** start of Source document **

Columbia Park Golf Course, Inc. v. City of Kennewick

¶58 (dissenting) — The courts of this state have not yet determined when parties can enter into an agreement that contemplates an additional future agreement, let alone the proper standard for awarding damages for breach of such agreements. Like the majority, I conclude that contracts that imply future negotiation will take place are valid. However, I would hold that only reliance damages are recoverable in cases of breach of those contracts. Expectation damages are too speculative to be awarded in this case and are inconsistent with Washington’s “new business rule.”

Korsmo, A.C. J.

Contracts Requiring Future Agreement

¶59 Courts across the country, and commentators as well, are split on the enforceability of agreements that contemplate future agreements. See generally Alan Schwartz & Robert E. Scott, Precontractual Liability and Preliminary Agreements, 120 Harv. L. Rev. 661 (2007); E. Allan Farnsworth, Precontractual Liability and Preliminary Agreements: Fair Dealing and Failed Negotiations, 87 Colum. L. Rev. 217 (1987).

*92¶60 Washington initially rejected the idea5 but subsequently put its toe in the water in Badgett v. Security State Bank, 116 Wn.2d 563, 807 P.2d 356 (1991). There the court rejected a claim that a bank had an obligation to continue negotiating modification of an existing loan agreement in the absence of a contractual position requiring it to do so. The court also stated that the contractual obligation to act in good faith relates only to existing contract terms and was not an obligation to negotiate further. Id. at 569-572.

** end of Source document **
** start of Data **

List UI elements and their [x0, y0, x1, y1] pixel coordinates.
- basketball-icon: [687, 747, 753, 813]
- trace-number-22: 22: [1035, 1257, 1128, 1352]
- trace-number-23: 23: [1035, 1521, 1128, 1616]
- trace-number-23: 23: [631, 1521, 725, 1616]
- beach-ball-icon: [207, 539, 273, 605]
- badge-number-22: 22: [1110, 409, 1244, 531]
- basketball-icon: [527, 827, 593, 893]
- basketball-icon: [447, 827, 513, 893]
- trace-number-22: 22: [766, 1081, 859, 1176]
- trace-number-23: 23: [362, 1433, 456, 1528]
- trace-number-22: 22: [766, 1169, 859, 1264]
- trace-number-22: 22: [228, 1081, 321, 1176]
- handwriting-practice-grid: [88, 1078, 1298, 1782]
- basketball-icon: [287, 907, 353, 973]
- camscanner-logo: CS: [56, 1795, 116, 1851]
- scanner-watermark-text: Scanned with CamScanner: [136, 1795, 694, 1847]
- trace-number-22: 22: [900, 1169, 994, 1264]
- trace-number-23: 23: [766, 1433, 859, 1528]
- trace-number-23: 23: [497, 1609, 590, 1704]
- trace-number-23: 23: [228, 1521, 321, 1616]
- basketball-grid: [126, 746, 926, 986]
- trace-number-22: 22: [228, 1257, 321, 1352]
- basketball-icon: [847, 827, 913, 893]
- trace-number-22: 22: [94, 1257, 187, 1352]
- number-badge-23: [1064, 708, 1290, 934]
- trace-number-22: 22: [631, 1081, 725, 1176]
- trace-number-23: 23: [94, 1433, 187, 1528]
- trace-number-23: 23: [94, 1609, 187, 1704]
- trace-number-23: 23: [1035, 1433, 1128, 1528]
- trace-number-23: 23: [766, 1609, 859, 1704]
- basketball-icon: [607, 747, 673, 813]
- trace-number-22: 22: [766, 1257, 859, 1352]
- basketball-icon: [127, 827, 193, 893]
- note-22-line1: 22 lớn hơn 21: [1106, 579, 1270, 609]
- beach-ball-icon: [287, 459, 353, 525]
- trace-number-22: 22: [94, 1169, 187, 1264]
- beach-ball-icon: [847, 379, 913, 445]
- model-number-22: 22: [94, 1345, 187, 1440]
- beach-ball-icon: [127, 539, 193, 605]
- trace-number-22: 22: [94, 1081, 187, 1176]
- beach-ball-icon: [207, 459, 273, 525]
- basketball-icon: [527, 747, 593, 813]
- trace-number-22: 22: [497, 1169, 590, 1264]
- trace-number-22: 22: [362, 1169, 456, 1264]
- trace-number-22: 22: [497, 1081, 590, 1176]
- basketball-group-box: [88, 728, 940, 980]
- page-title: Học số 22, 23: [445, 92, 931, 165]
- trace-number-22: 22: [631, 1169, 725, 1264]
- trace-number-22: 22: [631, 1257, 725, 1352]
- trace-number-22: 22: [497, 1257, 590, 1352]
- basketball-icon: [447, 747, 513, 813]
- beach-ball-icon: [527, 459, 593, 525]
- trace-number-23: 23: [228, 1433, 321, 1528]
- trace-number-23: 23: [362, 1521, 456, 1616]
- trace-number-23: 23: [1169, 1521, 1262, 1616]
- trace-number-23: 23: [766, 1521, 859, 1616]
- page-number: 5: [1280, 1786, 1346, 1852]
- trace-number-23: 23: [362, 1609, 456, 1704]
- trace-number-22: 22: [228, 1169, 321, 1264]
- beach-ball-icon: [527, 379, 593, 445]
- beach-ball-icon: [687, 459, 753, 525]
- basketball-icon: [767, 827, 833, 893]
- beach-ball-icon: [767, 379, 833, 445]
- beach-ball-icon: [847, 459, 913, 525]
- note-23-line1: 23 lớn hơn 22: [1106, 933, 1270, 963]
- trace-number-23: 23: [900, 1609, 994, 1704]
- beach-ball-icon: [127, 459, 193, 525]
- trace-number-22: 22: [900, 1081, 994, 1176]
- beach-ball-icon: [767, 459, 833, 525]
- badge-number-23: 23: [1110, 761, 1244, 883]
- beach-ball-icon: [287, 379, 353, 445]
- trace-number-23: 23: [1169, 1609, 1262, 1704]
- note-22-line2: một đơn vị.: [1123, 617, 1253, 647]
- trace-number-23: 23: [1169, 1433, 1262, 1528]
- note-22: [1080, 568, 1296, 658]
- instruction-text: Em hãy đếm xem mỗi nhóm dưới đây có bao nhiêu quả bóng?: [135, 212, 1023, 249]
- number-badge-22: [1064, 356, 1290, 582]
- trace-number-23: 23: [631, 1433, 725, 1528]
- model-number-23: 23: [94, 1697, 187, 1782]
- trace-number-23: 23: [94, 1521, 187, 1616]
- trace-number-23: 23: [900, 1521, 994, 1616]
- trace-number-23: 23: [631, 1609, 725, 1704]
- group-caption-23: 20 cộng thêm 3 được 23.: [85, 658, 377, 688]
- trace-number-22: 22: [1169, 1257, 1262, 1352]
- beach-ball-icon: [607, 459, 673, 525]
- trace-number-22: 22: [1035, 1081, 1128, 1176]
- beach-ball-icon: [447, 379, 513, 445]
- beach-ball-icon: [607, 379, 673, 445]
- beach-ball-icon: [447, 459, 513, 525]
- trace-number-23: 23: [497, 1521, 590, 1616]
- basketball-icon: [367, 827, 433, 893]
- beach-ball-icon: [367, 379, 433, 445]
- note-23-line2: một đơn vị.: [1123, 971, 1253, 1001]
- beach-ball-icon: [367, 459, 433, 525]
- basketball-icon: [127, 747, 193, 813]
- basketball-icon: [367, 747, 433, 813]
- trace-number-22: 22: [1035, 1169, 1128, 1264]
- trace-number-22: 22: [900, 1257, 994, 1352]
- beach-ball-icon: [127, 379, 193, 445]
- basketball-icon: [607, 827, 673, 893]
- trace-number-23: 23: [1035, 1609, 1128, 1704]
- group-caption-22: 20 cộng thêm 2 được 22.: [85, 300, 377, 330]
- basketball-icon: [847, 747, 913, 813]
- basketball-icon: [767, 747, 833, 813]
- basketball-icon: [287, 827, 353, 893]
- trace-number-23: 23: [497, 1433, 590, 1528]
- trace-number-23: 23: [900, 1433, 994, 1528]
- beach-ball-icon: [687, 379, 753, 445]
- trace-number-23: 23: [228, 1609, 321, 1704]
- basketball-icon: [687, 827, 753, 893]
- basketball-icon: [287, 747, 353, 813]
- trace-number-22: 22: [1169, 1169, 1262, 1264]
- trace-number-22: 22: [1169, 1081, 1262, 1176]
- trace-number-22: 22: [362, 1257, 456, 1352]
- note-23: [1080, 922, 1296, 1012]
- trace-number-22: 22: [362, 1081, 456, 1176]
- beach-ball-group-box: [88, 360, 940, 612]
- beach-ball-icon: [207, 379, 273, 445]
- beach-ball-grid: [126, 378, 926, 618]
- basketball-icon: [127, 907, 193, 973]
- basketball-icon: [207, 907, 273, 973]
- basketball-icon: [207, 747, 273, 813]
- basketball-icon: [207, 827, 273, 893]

** end of Data **

> **Goal of the exercise**: Summarize the dissenting opinion in Columbia Park Golf Course v. City of Kennewick in two sentences.

> **Reply**: The dissent agrees with the majority that contracts implying future negotiation are valid, but it would allow only reliance damages for their breach, finding expectation damages too speculative in this case and inconsistent with Washington's "new business rule." It notes that courts and commentators are split on enforcing agreements that contemplate future agreements, and that Washington first rejected the idea before putting its toe in the water in Badgett v. Security State Bank, where the court held that a bank had no obligation to keep negotiating a loan modification absent a contractual provision requiring it and that the duty of good faith relates only to existing contract terms.